__Stated problem__. Copy each line below that contains "this".

---

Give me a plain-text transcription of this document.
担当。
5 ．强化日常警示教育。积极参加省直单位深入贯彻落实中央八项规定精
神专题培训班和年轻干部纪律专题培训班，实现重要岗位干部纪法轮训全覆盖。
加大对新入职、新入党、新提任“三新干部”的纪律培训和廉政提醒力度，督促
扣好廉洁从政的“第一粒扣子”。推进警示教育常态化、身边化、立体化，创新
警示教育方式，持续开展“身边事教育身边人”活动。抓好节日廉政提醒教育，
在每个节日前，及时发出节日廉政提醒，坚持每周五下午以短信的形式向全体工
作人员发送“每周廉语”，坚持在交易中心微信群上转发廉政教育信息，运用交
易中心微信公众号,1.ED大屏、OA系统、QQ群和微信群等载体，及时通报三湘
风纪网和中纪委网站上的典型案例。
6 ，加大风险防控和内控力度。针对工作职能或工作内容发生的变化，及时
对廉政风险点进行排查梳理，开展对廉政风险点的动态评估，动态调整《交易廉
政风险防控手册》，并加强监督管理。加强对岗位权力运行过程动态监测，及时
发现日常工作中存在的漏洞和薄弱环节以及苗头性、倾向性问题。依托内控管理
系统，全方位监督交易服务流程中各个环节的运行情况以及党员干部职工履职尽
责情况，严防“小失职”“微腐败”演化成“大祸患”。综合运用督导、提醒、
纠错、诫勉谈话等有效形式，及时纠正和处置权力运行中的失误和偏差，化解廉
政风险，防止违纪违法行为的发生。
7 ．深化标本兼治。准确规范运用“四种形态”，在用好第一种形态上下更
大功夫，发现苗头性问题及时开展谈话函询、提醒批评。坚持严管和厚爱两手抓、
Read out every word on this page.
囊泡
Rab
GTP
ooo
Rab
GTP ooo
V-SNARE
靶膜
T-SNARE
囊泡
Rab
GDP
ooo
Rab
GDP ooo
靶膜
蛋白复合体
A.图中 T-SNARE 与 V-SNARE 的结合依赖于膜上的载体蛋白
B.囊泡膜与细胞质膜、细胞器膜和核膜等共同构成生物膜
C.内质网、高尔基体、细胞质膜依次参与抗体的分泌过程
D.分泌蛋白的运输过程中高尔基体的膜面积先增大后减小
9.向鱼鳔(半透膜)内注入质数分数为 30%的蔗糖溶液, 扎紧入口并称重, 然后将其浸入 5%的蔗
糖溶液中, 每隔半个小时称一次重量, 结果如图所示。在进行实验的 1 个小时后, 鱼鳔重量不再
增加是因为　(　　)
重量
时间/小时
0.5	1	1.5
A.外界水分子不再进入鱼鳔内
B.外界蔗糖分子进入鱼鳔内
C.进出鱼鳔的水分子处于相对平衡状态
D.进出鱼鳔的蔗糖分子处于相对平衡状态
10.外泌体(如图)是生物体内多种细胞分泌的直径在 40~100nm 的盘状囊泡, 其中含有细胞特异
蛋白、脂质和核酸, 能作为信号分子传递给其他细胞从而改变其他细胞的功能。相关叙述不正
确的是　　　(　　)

---

__Exercise response__.
Give me a plain-text transcription of this document.
Read out every word on this page.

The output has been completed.